>> begin Quoted passage

Lesson 5.3 Filter Pushdown

Filter pushdown is the single most impactful optimization in a query engine. The idea is deceptively simple: if a filter depends only on columns from one side of a join, move it to that side before the join happens. Fewer input rows means less work for the join, less memory for the hash table, and less data flowing through every node above.

But you can't just blindly shove filters downward. Each type of child node has different rules about what's safe. Let's build the logic piece by piece.

The key enabler: required_columns()

Remember required_columns() from Module 2? Every expression node knows which columns it needs:

Expressions know their dependencies
# col("region") == "EU"
# └── required_columns() → {"region"}

# (col("amount") > 100) & (col("region") == "EU")
# └── required_columns() → {"amount", "region"}

This is the bridge between the two trees. The expression tree tells the optimizer which columns the filter needs. The plan tree tells the optimizer which columns each node provides. If the filter's required columns are a subset of a child node's input columns, the filter can be pushed past that node.

Here's how required_columns() propagates through the expression AST — a quick refresher from Module 2:

How required_columns propagates
class Col:
    def required_columns(self):
        return {self.name}          # just this column

class Lit:
    def required_columns(self):
        return set()                # constants need nothing

class BinaryExpr:
    def required_columns(self):
        return self.left.required_columns() | self.right.required_columns()

The | operator is set union — the BinaryExpr needs whatever its left side needs plus whatever its right side needs. This propagation is what makes filter pushdown possible. Without it, the optimizer would have no way to know which columns a filter touches.

This is the moment required_columns() earns its keep
Without it — if the filter were still a lambda — the optimizer would have no way to inspect which columns the filter accesses. None of what follows would be possible.

The pushdown logic: _try_push_filter

Now for the core algorithm. When the recursive walk finds a FilterNode, it calls _try_push_filter with the filter's predicate and the (already-recursed) child node. This method asks: "Can I push this filter past this child? If so, do it. If not, leave it in place."

>> end Quoted passage
>> begin Available records

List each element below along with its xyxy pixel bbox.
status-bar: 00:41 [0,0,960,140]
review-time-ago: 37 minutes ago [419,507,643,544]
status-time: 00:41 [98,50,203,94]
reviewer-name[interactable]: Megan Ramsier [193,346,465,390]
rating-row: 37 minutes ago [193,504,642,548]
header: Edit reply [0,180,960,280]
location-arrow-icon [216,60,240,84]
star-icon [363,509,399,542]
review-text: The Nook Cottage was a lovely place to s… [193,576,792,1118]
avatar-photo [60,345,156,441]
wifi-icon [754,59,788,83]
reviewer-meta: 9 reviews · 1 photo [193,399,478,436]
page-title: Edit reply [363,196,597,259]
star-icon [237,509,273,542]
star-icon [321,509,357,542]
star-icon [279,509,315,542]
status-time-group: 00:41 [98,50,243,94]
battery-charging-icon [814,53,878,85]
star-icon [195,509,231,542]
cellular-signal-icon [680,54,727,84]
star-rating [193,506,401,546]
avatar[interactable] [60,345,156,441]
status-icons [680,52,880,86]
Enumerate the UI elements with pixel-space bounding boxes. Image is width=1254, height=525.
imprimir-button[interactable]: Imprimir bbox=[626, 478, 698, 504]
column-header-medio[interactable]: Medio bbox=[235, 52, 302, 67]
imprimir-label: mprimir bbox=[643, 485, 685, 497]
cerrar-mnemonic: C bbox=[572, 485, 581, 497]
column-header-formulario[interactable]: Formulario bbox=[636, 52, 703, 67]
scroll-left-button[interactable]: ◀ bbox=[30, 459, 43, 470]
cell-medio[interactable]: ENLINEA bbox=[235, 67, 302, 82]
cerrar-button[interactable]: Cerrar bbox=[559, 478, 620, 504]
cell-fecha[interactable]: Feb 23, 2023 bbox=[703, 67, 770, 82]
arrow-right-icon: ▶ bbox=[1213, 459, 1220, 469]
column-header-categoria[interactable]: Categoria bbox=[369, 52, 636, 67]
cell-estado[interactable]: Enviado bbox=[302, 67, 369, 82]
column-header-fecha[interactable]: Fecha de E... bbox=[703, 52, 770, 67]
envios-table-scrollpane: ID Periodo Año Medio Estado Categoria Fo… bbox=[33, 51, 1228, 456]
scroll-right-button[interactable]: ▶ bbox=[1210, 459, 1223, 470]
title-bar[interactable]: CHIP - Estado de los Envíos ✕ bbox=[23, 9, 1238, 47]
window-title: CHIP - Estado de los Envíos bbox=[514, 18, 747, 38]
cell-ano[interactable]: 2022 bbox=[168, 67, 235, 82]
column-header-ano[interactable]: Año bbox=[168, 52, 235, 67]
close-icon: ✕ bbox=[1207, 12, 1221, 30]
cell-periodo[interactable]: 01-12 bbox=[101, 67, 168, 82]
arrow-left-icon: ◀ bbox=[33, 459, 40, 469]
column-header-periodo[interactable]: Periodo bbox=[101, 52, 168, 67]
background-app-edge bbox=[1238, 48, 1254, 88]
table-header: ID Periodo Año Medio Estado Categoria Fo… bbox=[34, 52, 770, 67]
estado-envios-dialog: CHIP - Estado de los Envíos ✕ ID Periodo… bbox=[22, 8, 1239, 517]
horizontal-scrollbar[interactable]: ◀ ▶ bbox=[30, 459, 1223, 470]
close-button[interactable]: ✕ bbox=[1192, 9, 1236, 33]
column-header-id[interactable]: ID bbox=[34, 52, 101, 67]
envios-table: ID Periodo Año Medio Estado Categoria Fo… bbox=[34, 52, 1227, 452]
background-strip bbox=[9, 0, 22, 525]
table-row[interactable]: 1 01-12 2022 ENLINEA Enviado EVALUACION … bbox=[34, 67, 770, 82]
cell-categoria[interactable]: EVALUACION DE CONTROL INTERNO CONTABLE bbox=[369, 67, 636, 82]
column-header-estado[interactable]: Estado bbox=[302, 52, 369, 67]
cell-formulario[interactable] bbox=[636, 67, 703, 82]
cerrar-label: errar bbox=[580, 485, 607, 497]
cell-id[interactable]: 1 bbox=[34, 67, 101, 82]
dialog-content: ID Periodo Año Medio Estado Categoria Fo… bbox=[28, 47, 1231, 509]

>> end Available records

=== Stated problem A ===
Answer these questions about the filter pushdown lesson, one line each:
(i) What optimization does the lesson call the single most impactful one in a query engine?
(ii) What does the required_columns() method of the Lit class return?
(iii) When the recursive walk finds a FilterNode, what two things does it pass to _try_push_filter?
=== Stated problem B ===
Convert the entries, from the start of the entries through the line that contains "status-icons [680,52,880,86]", into a Markdown table with the columns n and Line, giving one numbered row per line and leaving out any blank lines.

=== Solution A ===
(i) Filter pushdown.
(ii) An empty set, because constants need no columns.
(iii) The filter's predicate and the already-recursed child node.

=== Solution B ===
| n | Line |
|---|---|
| 1 | List each element below along with its xyxy pixel bbox. |
| 2 | status-bar: 00:41 [0,0,960,140] |
| 3 | review-time-ago: 37 minutes ago [419,507,643,544] |
| 4 | status-time: 00:41 [98,50,203,94] |
| 5 | reviewer-name[interactable]: Megan Ramsier [193,346,465,390] |
| 6 | rating-row: 37 minutes ago [193,504,642,548] |
| 7 | header: Edit reply [0,180,960,280] |
| 8 | location-arrow-icon [216,60,240,84] |
| 9 | star-icon [363,509,399,542] |
| 10 | review-text: The Nook Cottage was a lovely place to s… [193,576,792,1118] |
| 11 | avatar-photo [60,345,156,441] |
| 12 | wifi-icon [754,59,788,83] |
| 13 | reviewer-meta: 9 reviews · 1 photo [193,399,478,436] |
| 14 | page-title: Edit reply [363,196,597,259] |
| 15 | star-icon [237,509,273,542] |
| 16 | star-icon [321,509,357,542] |
| 17 | star-icon [279,509,315,542] |
| 18 | status-time-group: 00:41 [98,50,243,94] |
| 19 | battery-charging-icon [814,53,878,85] |
| 20 | star-icon [195,509,231,542] |
| 21 | cellular-signal-icon [680,54,727,84] |
| 22 | star-rating [193,506,401,546] |
| 23 | avatar[interactable] [60,345,156,441] |
| 24 | status-icons [680,52,880,86] |